- **WORK TO BE COMPLETED**: Which rows of the dataset excerpt below contain the string "profile"? List each such row in full.

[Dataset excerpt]
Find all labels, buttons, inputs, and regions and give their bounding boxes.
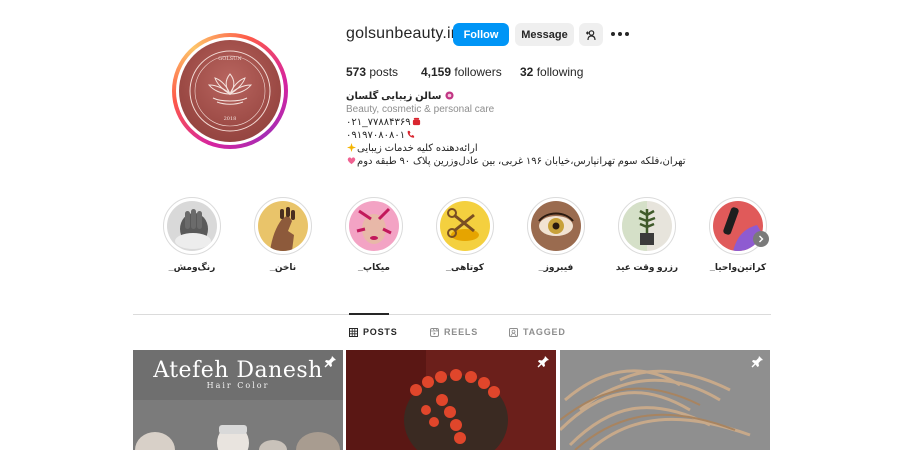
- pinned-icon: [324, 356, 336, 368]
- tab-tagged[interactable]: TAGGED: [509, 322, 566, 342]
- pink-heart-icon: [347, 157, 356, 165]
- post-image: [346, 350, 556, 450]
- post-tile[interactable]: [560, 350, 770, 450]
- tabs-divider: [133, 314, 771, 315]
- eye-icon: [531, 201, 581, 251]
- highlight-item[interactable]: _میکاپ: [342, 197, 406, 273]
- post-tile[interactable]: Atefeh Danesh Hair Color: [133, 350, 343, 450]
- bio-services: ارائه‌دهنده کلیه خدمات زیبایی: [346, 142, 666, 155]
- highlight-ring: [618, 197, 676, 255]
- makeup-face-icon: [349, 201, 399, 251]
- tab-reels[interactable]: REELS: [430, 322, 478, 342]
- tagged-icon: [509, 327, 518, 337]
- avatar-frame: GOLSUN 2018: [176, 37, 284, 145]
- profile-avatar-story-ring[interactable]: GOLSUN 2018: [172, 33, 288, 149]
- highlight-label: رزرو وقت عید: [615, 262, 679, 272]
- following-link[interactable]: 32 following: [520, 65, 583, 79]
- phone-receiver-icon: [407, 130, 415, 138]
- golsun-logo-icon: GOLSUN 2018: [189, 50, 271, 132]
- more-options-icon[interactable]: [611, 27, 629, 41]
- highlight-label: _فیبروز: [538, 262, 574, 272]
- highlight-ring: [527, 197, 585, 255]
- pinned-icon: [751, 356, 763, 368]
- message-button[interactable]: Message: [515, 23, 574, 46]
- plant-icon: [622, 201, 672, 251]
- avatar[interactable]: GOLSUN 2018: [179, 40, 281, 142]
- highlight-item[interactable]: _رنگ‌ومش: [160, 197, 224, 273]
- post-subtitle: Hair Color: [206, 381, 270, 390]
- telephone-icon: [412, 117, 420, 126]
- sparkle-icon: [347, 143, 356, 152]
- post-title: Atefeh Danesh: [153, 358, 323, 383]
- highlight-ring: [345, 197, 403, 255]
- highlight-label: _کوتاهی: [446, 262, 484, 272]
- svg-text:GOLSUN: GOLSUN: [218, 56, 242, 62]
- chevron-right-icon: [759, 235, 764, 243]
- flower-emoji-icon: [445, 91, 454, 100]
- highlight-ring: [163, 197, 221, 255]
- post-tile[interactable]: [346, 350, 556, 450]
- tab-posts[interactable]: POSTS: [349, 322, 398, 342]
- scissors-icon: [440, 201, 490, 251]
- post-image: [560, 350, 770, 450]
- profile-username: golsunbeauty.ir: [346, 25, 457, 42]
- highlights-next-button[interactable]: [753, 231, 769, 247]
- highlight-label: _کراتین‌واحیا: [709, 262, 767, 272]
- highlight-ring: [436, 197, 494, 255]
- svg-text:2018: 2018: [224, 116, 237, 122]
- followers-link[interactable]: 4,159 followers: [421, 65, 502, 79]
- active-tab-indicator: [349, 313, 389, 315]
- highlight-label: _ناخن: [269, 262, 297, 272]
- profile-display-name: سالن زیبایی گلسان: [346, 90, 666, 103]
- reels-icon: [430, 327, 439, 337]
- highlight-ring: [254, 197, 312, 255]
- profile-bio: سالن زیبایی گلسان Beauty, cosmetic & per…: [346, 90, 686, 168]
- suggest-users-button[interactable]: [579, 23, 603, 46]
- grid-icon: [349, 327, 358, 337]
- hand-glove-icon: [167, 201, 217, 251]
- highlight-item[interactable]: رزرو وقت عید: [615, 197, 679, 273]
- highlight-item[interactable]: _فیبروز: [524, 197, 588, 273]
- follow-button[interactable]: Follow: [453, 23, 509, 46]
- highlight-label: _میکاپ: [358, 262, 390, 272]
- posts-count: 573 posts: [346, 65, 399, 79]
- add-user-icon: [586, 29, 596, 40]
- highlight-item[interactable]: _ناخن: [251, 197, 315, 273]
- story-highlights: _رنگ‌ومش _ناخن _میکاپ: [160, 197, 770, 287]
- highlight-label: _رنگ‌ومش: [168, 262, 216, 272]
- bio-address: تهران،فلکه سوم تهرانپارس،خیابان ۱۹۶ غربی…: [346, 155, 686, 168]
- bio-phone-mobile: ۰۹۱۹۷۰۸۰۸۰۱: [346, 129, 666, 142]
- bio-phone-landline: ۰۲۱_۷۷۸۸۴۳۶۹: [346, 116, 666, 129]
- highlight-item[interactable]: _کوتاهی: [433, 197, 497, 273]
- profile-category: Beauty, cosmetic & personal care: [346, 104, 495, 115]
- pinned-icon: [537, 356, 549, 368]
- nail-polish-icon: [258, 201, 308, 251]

- **FULL RESPONSE**:
- profile-avatar-story-ring[interactable]: GOLSUN 2018: [172, 33, 288, 149]
- profile-username: golsunbeauty.ir: [346, 25, 457, 42]
- profile-display-name: سالن زیبایی گلسان: [346, 90, 666, 103]
- profile-bio: سالن زیبایی گلسان Beauty, cosmetic & per…: [346, 90, 686, 168]
- profile-category: Beauty, cosmetic & personal care: [346, 104, 495, 115]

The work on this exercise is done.